- STATED GOAL: How many of the lines here include "umido"? Answer with a single number.
◆ ◆ ◆
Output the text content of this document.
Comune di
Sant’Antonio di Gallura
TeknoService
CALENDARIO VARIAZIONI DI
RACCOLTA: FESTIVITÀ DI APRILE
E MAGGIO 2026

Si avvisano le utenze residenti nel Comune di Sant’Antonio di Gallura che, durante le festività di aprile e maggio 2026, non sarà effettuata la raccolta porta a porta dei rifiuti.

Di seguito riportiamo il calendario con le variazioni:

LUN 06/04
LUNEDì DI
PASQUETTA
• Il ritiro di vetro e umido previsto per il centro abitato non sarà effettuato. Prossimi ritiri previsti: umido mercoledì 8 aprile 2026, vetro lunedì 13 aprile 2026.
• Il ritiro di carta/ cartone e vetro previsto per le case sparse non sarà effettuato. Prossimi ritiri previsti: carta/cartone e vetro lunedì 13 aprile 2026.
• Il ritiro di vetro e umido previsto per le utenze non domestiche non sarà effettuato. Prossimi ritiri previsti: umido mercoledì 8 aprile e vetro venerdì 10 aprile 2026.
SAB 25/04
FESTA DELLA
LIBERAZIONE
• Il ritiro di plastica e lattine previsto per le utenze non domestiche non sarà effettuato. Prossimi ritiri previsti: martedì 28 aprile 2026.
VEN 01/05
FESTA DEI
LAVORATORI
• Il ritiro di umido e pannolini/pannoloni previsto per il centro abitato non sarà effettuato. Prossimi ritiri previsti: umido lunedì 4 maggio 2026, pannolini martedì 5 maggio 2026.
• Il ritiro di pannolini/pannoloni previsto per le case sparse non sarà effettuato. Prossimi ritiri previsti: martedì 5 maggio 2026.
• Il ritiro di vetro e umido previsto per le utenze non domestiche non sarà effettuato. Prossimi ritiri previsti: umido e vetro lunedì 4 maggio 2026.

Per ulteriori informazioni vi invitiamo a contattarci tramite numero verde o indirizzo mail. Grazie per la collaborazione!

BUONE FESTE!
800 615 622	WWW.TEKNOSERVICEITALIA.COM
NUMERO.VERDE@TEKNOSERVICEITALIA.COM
◆ ◆ ◆
- WRITTEN RESPONSE: 4